WHAT YOU ARE ASKED TO DO:
Locate and copy all lines bearing the word "中子数和电子数".

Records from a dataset
****************************************

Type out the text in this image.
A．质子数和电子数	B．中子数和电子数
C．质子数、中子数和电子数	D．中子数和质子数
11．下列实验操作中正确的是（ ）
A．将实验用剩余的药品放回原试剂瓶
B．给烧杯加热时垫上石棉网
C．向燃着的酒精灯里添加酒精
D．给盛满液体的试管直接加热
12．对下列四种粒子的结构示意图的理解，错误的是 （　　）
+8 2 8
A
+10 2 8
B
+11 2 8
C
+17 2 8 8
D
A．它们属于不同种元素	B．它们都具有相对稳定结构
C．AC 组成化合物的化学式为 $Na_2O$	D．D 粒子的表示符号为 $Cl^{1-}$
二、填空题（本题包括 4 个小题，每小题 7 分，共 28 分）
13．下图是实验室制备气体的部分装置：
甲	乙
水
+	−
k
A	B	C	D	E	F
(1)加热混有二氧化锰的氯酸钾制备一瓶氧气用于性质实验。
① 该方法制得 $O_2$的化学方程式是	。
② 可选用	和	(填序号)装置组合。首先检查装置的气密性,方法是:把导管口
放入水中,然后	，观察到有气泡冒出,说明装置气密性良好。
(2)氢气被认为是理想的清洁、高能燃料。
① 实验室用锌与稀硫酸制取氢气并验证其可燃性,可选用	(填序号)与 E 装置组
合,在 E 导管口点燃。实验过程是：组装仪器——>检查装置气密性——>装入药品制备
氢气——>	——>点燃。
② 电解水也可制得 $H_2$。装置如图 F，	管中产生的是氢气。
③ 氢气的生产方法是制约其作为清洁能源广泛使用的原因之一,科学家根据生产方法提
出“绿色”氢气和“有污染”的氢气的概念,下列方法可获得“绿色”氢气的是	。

****************************************

FULL RESPONSE:
A．质子数和电子数	B．中子数和电子数
C．质子数、中子数和电子数	D．中子数和质子数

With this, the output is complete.